Data extracted from a collection
* START *

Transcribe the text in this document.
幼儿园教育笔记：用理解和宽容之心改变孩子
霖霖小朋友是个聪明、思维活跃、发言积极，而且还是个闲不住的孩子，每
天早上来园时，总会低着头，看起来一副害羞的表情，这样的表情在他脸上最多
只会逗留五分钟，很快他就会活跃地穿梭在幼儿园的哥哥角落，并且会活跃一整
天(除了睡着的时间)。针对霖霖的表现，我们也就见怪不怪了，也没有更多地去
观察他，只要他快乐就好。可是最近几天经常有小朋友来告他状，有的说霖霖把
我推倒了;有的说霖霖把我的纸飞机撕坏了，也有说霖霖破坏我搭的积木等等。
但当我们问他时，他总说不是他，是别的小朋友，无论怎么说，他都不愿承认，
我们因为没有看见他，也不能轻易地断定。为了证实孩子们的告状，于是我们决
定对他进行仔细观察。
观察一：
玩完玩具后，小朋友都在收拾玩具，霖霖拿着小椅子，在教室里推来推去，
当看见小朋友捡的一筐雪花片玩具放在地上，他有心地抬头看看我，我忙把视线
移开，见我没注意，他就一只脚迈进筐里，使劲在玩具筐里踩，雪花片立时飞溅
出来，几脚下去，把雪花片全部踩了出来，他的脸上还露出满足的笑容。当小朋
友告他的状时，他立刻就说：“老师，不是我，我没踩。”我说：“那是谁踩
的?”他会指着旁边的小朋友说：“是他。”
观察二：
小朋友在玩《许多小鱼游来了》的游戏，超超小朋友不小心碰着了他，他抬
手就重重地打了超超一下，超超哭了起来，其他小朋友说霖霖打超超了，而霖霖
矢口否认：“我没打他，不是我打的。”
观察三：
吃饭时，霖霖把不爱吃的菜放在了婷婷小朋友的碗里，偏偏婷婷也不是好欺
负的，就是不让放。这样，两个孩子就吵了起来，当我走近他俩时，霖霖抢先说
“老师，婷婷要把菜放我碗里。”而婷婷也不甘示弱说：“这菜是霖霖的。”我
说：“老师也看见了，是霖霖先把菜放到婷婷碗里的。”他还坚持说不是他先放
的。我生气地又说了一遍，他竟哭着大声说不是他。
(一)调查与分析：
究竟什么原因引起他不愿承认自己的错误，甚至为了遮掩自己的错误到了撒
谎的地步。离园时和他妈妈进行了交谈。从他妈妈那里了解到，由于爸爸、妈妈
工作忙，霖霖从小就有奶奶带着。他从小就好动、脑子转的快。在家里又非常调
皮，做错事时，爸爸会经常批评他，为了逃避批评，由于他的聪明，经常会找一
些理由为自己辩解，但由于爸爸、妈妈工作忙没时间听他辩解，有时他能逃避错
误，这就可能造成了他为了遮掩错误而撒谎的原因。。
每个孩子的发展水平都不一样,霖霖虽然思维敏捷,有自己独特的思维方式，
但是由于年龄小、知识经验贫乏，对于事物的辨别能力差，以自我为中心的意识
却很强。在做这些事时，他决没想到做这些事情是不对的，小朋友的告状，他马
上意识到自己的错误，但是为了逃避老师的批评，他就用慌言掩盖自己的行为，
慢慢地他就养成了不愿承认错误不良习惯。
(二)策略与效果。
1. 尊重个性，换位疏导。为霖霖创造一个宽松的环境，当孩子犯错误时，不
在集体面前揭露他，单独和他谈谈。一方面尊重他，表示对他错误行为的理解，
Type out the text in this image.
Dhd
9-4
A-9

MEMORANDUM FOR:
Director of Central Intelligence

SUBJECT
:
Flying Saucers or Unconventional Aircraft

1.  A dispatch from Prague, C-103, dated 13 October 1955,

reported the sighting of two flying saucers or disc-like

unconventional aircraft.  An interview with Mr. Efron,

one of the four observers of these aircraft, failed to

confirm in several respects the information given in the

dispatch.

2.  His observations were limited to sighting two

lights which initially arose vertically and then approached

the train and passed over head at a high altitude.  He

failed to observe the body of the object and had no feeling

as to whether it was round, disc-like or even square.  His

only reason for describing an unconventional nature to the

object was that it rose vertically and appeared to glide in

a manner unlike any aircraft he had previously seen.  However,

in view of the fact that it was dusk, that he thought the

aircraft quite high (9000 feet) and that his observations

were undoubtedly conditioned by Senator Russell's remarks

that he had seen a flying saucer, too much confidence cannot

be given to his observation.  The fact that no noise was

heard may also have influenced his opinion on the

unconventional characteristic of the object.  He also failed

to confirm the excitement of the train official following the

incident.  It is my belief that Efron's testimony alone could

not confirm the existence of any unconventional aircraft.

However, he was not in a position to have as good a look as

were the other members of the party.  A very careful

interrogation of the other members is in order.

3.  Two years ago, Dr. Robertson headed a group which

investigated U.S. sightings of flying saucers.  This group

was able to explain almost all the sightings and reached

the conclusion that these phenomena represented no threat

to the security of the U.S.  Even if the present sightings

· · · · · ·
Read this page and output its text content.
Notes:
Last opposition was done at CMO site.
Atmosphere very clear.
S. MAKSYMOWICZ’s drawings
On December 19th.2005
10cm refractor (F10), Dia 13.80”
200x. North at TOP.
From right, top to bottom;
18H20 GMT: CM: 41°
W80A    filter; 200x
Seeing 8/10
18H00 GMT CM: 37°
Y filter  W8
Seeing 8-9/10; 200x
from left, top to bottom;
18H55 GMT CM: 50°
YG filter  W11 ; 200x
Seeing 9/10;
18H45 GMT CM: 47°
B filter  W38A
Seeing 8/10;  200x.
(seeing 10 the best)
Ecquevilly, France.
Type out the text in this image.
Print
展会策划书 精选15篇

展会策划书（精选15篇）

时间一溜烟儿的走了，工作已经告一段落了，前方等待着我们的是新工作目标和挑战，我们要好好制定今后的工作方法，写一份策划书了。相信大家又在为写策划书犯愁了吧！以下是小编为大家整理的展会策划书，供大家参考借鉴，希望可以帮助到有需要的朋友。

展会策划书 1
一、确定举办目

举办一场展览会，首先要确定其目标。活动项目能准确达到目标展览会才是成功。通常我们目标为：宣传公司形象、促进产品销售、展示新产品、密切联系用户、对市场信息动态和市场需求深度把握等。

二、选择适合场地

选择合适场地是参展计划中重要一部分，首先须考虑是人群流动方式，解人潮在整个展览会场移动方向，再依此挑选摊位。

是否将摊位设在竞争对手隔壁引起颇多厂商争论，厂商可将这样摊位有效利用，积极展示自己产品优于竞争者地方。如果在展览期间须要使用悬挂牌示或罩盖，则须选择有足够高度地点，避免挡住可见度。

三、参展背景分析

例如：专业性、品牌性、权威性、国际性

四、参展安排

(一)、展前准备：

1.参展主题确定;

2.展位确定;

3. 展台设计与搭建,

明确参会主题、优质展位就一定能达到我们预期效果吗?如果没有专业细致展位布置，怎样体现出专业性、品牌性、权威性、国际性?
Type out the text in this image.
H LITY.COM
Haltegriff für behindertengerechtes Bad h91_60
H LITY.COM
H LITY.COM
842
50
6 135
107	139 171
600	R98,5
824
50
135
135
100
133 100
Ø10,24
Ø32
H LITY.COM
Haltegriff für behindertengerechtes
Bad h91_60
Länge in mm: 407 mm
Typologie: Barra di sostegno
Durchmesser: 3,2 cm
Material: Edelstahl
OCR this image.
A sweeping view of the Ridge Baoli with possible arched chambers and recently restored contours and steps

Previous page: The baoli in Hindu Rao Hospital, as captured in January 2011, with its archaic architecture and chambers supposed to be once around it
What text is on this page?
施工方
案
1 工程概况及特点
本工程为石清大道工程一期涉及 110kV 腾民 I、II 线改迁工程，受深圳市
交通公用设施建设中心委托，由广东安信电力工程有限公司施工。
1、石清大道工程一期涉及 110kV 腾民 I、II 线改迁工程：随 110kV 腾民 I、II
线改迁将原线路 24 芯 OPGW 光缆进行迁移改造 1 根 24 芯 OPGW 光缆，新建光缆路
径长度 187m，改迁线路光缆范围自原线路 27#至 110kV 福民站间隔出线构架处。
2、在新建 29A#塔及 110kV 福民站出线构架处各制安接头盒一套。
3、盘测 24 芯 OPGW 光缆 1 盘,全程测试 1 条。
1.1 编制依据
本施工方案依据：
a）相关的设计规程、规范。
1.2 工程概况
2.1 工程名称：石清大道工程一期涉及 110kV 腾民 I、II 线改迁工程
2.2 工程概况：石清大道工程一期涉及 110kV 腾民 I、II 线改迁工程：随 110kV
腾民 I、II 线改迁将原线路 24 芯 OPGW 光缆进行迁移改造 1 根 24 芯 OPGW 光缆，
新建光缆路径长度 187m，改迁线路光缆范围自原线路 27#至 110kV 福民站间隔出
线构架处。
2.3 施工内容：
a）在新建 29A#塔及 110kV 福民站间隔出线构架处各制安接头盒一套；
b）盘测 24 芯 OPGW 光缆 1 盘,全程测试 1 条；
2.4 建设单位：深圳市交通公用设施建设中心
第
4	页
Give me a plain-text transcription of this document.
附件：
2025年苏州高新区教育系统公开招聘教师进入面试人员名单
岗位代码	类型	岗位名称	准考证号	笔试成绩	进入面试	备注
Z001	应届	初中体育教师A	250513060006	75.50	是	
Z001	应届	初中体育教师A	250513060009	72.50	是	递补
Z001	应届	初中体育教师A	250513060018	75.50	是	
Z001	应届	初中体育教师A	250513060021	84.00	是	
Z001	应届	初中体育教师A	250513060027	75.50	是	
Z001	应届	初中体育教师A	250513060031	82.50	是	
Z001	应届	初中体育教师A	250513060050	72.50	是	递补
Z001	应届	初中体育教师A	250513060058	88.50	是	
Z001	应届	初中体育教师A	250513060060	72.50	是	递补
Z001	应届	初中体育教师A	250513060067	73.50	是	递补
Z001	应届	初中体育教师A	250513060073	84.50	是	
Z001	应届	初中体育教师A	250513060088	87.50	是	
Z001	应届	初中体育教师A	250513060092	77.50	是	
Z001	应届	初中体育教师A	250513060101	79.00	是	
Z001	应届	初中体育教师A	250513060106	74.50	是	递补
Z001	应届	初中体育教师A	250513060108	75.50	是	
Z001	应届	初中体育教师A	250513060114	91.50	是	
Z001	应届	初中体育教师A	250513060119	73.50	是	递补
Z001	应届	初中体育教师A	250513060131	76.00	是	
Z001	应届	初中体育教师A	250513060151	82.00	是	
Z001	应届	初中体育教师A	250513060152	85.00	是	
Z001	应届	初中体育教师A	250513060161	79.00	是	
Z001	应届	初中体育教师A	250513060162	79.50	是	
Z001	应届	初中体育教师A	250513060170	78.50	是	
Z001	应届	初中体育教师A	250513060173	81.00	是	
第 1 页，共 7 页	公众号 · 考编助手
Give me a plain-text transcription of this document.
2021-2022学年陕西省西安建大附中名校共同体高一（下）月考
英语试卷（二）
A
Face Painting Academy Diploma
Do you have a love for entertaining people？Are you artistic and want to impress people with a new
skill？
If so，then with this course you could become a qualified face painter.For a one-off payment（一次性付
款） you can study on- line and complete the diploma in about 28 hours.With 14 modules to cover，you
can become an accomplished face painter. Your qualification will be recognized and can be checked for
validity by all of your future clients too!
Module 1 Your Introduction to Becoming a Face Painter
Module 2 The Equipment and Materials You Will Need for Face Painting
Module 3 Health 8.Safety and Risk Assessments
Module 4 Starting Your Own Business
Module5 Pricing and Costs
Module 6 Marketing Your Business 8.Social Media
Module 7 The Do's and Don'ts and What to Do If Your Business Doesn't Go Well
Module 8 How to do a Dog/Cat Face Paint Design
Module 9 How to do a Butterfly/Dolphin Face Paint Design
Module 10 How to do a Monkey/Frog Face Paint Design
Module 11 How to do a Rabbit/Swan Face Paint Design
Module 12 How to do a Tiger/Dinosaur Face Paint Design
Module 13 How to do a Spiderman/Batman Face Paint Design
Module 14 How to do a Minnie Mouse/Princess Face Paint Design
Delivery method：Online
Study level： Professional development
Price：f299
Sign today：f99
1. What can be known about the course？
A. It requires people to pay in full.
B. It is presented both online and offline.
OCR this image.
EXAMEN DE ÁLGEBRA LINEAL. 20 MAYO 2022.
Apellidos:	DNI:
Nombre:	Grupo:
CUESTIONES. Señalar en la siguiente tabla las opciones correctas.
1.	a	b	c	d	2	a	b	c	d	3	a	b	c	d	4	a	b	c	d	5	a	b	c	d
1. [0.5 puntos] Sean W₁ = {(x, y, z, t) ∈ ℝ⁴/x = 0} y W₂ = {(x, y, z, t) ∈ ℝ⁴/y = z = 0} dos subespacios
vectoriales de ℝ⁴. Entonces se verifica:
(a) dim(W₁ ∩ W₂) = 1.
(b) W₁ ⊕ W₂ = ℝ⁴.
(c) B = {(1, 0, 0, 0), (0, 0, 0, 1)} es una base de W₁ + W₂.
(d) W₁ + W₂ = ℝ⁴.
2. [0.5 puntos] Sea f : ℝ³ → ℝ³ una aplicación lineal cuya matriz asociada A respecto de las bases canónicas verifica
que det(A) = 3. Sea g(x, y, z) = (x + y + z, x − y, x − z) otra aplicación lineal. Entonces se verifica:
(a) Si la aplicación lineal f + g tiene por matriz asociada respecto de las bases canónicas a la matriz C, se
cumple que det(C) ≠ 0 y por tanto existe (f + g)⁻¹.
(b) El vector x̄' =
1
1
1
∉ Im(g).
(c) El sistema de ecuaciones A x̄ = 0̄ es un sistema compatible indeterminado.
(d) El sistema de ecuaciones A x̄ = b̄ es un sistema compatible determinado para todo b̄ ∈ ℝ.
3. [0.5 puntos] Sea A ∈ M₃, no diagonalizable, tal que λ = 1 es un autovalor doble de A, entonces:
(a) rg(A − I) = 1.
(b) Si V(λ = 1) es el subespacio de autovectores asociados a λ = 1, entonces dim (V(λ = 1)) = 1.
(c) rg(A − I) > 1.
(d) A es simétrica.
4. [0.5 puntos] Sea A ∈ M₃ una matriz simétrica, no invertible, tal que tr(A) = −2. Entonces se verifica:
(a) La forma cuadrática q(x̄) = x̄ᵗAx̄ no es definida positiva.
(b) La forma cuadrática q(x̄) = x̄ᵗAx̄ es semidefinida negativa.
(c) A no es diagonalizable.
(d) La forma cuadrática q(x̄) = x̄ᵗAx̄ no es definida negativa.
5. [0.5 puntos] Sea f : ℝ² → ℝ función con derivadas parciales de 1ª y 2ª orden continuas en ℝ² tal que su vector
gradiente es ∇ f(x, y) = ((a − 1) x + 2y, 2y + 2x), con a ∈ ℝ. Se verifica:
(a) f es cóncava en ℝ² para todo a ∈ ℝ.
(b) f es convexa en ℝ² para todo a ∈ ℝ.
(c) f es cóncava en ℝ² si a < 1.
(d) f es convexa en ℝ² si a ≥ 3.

* END *

▶ [What is expected]:
Using the listing above, pick out each line that contains the word "Business", then copy it.

▶ [Solution to this exercise]:
Module 4 Starting Your Own Business
Module 6 Marketing Your Business 8.Social Media
Module 7 The Do's and Don'ts and What to Do If Your Business Doesn't Go Well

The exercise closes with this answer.